— START OF DATA PROVIDED —

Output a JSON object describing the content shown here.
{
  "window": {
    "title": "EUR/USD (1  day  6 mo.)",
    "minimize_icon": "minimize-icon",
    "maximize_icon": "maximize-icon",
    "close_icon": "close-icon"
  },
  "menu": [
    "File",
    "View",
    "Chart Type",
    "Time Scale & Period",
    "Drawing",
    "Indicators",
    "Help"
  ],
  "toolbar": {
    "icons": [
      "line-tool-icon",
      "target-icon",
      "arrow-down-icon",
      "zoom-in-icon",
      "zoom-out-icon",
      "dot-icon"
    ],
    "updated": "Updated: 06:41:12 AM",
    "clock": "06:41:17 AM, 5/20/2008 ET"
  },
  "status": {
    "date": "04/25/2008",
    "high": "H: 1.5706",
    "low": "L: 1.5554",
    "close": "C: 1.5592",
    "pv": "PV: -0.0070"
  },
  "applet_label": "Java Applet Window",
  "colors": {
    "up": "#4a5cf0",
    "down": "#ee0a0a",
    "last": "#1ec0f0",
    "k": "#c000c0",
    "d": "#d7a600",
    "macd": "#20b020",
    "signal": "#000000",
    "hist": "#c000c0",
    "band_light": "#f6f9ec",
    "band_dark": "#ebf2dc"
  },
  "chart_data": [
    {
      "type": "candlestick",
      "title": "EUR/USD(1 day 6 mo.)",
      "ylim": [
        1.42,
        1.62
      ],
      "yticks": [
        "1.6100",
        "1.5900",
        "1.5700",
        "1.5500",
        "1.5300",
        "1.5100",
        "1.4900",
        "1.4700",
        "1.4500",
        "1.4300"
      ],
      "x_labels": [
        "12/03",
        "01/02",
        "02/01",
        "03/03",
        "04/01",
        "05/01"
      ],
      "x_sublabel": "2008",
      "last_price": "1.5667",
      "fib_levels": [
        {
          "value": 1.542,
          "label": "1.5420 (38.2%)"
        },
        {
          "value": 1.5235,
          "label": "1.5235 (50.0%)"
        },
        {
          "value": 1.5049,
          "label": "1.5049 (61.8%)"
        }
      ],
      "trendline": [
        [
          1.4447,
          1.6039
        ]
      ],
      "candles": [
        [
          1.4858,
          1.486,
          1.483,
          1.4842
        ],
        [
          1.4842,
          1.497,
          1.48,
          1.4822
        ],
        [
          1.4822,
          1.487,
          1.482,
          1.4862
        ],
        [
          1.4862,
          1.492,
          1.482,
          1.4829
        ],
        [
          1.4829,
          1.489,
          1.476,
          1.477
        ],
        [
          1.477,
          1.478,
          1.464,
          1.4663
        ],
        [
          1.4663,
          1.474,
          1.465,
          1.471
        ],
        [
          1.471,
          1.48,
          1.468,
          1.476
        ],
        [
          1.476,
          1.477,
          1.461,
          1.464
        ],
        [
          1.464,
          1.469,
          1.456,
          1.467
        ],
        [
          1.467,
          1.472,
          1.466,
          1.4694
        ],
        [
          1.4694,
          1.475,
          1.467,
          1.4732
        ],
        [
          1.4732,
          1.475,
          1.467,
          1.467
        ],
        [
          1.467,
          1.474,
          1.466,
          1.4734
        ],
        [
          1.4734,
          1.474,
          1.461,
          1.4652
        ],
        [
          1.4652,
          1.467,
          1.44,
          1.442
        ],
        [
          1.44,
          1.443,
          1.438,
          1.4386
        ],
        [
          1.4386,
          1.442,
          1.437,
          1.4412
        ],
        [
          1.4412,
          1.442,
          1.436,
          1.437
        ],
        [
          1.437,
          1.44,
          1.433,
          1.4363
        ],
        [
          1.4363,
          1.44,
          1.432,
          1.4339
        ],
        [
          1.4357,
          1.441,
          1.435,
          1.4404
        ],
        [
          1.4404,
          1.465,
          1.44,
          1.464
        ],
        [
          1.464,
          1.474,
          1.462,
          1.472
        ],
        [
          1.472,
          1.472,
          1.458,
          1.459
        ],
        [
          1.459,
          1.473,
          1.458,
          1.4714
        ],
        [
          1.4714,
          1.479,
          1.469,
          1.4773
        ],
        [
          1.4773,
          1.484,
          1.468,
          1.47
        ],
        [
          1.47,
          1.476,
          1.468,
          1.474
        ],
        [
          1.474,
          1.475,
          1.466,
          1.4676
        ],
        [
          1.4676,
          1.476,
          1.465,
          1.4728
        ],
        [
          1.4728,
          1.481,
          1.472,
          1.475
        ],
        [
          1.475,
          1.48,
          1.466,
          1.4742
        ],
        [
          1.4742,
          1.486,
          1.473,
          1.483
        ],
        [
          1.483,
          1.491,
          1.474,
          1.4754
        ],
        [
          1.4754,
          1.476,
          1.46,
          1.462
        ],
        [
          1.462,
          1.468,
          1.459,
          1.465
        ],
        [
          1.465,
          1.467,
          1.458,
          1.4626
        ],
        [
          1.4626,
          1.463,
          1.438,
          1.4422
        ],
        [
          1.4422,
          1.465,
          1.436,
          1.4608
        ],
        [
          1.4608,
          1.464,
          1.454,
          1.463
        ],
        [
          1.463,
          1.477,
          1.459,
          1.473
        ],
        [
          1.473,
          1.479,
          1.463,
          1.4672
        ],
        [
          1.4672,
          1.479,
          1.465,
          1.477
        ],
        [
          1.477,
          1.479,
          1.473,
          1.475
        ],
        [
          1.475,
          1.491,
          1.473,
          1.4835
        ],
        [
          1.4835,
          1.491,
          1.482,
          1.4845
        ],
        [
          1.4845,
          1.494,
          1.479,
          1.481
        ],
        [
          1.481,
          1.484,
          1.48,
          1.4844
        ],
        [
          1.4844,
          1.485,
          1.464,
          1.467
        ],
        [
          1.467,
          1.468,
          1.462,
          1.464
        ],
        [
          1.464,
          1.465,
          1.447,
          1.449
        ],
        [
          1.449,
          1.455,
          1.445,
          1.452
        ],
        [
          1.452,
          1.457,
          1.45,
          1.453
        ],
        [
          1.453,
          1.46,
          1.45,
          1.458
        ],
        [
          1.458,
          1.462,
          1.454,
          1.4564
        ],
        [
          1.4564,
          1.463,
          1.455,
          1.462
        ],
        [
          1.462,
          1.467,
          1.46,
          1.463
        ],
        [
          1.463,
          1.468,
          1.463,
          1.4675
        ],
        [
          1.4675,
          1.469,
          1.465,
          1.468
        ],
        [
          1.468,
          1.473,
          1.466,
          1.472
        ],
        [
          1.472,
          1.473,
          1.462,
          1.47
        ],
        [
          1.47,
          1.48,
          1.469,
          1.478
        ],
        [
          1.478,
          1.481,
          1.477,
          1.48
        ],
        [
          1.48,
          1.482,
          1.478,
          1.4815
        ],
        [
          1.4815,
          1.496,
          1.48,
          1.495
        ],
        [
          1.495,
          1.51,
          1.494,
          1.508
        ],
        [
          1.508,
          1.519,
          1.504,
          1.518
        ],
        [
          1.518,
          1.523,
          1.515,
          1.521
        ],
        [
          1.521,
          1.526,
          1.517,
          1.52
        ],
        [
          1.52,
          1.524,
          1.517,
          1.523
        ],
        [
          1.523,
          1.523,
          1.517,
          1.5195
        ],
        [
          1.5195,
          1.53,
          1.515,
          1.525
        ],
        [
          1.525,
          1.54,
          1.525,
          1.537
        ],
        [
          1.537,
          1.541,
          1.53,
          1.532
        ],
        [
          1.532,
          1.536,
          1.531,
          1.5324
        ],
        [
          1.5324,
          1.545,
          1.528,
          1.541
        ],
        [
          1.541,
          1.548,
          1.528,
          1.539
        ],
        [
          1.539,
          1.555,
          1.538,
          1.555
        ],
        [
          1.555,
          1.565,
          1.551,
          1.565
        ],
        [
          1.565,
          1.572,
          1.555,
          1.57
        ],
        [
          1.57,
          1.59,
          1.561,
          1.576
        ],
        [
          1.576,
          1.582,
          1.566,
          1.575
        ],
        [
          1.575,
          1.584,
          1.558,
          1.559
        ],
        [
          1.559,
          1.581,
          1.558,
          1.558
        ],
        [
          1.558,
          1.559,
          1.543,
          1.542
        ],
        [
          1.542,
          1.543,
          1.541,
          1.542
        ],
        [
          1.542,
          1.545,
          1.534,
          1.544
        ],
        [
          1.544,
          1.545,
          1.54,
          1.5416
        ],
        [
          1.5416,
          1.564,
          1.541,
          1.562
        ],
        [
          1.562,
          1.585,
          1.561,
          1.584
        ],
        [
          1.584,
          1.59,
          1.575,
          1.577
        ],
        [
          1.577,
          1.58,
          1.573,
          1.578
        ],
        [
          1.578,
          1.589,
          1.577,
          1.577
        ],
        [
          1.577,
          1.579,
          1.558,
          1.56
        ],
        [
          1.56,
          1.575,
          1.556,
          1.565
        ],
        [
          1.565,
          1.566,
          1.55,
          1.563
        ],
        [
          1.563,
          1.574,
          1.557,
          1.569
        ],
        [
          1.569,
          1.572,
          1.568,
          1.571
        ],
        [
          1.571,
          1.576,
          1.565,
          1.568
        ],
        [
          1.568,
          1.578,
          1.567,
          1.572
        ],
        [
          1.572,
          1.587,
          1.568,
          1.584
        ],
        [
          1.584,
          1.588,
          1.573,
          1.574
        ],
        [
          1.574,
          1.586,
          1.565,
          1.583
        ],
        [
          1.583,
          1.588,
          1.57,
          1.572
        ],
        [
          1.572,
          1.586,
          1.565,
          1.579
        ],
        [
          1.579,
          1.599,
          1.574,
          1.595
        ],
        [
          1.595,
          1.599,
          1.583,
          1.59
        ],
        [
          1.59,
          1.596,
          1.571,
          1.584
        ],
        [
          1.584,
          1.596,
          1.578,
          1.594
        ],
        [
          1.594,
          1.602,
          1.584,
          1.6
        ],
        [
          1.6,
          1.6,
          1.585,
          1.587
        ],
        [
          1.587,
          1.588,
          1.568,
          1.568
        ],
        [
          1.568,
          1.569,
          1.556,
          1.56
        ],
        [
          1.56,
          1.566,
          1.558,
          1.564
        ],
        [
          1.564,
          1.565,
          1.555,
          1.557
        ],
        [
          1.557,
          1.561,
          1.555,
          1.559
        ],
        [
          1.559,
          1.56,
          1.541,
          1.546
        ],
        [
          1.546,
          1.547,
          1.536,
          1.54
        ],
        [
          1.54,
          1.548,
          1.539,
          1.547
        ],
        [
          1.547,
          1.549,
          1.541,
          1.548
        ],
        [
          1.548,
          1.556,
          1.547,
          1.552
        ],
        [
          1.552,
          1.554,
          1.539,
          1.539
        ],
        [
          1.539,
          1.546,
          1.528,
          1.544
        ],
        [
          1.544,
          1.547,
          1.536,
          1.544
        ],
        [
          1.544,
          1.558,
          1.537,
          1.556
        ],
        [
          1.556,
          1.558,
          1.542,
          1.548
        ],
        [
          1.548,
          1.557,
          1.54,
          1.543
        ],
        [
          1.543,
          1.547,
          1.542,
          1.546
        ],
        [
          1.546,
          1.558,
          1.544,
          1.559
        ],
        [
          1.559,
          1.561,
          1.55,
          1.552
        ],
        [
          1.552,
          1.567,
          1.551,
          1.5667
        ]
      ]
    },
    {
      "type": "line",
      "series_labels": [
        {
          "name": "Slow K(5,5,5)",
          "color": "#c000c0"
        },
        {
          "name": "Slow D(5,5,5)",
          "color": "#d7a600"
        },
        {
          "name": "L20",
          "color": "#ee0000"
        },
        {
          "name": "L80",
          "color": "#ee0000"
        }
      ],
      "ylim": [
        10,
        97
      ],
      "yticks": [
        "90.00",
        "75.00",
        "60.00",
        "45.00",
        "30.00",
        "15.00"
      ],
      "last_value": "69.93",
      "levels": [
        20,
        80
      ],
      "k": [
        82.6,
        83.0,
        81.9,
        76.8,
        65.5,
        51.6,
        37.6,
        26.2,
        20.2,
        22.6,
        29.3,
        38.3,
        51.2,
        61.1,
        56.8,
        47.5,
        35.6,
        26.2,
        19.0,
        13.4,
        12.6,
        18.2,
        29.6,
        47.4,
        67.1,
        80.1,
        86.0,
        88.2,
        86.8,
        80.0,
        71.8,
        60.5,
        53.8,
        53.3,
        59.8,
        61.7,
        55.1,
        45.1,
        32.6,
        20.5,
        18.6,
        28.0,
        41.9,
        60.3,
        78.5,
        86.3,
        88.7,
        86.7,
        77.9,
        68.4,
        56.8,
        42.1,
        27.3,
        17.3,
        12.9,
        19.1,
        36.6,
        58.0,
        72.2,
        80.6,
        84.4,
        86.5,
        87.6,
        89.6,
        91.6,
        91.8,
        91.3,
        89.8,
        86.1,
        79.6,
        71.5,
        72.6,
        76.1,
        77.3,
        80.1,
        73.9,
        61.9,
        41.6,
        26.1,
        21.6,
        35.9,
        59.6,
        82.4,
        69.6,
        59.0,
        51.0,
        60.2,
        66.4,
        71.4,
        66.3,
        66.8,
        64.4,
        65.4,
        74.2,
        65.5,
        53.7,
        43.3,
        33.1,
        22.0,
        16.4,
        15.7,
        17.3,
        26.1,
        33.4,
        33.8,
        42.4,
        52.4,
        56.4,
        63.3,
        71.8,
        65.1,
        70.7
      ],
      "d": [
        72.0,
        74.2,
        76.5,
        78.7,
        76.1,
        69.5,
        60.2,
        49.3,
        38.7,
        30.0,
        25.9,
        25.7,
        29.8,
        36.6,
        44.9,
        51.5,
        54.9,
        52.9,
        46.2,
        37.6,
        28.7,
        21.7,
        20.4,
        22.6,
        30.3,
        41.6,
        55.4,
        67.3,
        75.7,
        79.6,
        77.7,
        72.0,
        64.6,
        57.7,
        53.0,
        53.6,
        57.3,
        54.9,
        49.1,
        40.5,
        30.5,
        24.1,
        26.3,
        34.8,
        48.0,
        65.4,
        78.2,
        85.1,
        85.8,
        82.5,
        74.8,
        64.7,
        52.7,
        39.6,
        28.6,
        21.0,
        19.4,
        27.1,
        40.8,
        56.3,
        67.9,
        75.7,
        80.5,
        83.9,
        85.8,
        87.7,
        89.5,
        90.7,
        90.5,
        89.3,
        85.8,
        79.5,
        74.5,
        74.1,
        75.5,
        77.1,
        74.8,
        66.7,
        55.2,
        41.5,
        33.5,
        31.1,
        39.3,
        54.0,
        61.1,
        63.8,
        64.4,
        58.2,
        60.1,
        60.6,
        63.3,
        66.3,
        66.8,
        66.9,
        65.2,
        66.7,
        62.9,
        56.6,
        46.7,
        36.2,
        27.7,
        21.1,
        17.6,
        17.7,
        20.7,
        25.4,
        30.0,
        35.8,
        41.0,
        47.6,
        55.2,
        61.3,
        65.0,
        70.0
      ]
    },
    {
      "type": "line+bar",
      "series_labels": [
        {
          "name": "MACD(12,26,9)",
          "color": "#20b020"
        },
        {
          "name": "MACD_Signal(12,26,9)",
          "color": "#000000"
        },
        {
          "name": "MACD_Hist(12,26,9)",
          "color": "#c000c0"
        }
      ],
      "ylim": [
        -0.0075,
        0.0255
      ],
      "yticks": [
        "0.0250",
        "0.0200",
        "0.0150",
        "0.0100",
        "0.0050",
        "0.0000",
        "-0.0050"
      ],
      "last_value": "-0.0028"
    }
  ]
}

— END OF DATA PROVIDED —

STATED GOAL:
Determine the number of lines in the data that contain "title" as a word or string, and state only that number.

CORRECT RESULT:
2